§ **Instruction**
Give the material again in full, matching it exactly.

Records contained in a dataset
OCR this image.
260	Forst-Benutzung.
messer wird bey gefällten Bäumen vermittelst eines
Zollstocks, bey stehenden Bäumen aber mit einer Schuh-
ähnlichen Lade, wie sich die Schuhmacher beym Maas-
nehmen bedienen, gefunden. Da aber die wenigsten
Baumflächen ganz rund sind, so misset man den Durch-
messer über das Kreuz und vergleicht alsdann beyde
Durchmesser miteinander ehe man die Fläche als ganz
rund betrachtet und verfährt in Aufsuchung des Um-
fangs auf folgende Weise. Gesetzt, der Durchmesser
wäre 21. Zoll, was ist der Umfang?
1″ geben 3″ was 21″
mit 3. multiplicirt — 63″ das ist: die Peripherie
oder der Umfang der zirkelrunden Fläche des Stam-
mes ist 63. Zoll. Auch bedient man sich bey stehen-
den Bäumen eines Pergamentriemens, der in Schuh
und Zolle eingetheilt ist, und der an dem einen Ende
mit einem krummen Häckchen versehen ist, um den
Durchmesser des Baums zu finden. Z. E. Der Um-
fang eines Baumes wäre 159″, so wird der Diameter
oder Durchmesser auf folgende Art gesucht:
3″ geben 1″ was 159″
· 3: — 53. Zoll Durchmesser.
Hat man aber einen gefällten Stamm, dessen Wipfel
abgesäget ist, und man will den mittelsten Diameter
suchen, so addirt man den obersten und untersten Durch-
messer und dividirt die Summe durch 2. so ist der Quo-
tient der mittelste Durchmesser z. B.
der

§ **Exercise answer**
OCR this image.
260	Forst-Benutzung.
messer wird bey gefällten Bäumen vermittelst eines
Zollstocks, bey stehenden Bäumen aber mit einer Schuh-
ähnlichen Lade, wie sich die Schuhmacher beym Maas-
nehmen bedienen, gefunden. Da aber die wenigsten
Baumflächen ganz rund sind, so misset man den Durch-
messer über das Kreuz und vergleicht alsdann beyde
Durchmesser miteinander ehe man die Fläche als ganz
rund betrachtet und verfährt in Aufsuchung des Um-
fangs auf folgende Weise. Gesetzt, der Durchmesser
wäre 21. Zoll, was ist der Umfang?
1″ geben 3″ was 21″
mit 3. multiplicirt — 63″ das ist: die Peripherie
oder der Umfang der zirkelrunden Fläche des Stam-
mes ist 63. Zoll. Auch bedient man sich bey stehen-
den Bäumen eines Pergamentriemens, der in Schuh
und Zolle eingetheilt ist, und der an dem einen Ende
mit einem krummen Häckchen versehen ist, um den
Durchmesser des Baums zu finden. Z. E. Der Um-
fang eines Baumes wäre 159″, so wird der Diameter
oder Durchmesser auf folgende Art gesucht:
3″ geben 1″ was 159″
· 3: — 53. Zoll Durchmesser.
Hat man aber einen gefällten Stamm, dessen Wipfel
abgesäget ist, und man will den mittelsten Diameter
suchen, so addirt man den obersten und untersten Durch-
messer und dividirt die Summe durch 2. so ist der Quo-
tient der mittelste Durchmesser z. B.
der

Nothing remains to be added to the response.